## Problem to solve
Each entry below must be repeated word for word.

Collected data:
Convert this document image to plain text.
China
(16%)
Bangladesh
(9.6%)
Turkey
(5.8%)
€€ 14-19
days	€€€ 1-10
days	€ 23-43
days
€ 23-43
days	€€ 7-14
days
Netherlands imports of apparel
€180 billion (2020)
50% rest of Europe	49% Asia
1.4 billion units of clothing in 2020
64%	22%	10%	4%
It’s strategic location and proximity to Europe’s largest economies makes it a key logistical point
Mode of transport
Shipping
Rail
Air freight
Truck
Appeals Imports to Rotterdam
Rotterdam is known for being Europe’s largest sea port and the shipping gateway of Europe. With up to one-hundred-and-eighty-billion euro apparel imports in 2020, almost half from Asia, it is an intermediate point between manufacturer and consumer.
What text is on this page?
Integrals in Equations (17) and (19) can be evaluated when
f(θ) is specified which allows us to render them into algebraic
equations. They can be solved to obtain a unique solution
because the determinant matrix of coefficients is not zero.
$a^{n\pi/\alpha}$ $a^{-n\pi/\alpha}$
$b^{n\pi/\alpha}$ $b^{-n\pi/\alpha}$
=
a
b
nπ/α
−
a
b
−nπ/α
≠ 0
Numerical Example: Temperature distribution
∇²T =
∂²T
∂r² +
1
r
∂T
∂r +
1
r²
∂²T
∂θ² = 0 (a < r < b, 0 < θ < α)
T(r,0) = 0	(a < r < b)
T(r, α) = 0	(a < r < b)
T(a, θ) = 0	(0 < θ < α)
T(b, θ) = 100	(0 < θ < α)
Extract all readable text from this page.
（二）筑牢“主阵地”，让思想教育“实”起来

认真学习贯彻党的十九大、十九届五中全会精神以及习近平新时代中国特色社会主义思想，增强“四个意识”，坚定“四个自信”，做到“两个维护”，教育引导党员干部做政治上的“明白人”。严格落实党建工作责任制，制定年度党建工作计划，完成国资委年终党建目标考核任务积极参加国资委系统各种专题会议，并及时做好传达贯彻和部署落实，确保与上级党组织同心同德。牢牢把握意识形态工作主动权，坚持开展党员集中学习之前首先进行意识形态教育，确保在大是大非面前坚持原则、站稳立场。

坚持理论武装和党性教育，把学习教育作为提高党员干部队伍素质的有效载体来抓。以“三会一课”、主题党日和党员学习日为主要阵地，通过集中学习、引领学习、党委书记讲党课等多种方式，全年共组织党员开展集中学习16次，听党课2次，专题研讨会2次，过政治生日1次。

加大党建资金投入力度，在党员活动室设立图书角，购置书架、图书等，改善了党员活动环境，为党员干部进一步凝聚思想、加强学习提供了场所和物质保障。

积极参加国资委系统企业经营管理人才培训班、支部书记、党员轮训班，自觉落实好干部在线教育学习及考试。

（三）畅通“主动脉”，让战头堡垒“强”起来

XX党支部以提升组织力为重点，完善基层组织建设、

## Task result
Convert this document image to plain text.
China
(16%)
Bangladesh
(9.6%)
Turkey
(5.8%)
€€ 14-19
days	€€€ 1-10
days	€ 23-43
days
€ 23-43
days	€€ 7-14
days
Netherlands imports of apparel
€180 billion (2020)
50% rest of Europe	49% Asia
1.4 billion units of clothing in 2020
64%	22%	10%	4%
It’s strategic location and proximity to Europe’s largest economies makes it a key logistical point
Mode of transport
Shipping
Rail
Air freight
Truck
Appeals Imports to Rotterdam
Rotterdam is known for being Europe’s largest sea port and the shipping gateway of Europe. With up to one-hundred-and-eighty-billion euro apparel imports in 2020, almost half from Asia, it is an intermediate point between manufacturer and consumer.
What text is on this page?
Integrals in Equations (17) and (19) can be evaluated when
f(θ) is specified which allows us to render them into algebraic
equations. They can be solved to obtain a unique solution
because the determinant matrix of coefficients is not zero.
$a^{n\pi/\alpha}$ $a^{-n\pi/\alpha}$
$b^{n\pi/\alpha}$ $b^{-n\pi/\alpha}$
=
a
b
nπ/α
−
a
b
−nπ/α
≠ 0
Numerical Example: Temperature distribution
∇²T =
∂²T
∂r² +
1
r
∂T
∂r +
1
r²
∂²T
∂θ² = 0 (a < r < b, 0 < θ < α)
T(r,0) = 0	(a < r < b)
T(r, α) = 0	(a < r < b)
T(a, θ) = 0	(0 < θ < α)
T(b, θ) = 100	(0 < θ < α)
Extract all readable text from this page.
（二）筑牢“主阵地”，让思想教育“实”起来

认真学习贯彻党的十九大、十九届五中全会精神以及习近平新时代中国特色社会主义思想，增强“四个意识”，坚定“四个自信”，做到“两个维护”，教育引导党员干部做政治上的“明白人”。严格落实党建工作责任制，制定年度党建工作计划，完成国资委年终党建目标考核任务积极参加国资委系统各种专题会议，并及时做好传达贯彻和部署落实，确保与上级党组织同心同德。牢牢把握意识形态工作主动权，坚持开展党员集中学习之前首先进行意识形态教育，确保在大是大非面前坚持原则、站稳立场。

坚持理论武装和党性教育，把学习教育作为提高党员干部队伍素质的有效载体来抓。以“三会一课”、主题党日和党员学习日为主要阵地，通过集中学习、引领学习、党委书记讲党课等多种方式，全年共组织党员开展集中学习16次，听党课2次，专题研讨会2次，过政治生日1次。

加大党建资金投入力度，在党员活动室设立图书角，购置书架、图书等，改善了党员活动环境，为党员干部进一步凝聚思想、加强学习提供了场所和物质保障。

积极参加国资委系统企业经营管理人才培训班、支部书记、党员轮训班，自觉落实好干部在线教育学习及考试。

（三）畅通“主动脉”，让战头堡垒“强”起来

XX党支部以提升组织力为重点，完善基层组织建设、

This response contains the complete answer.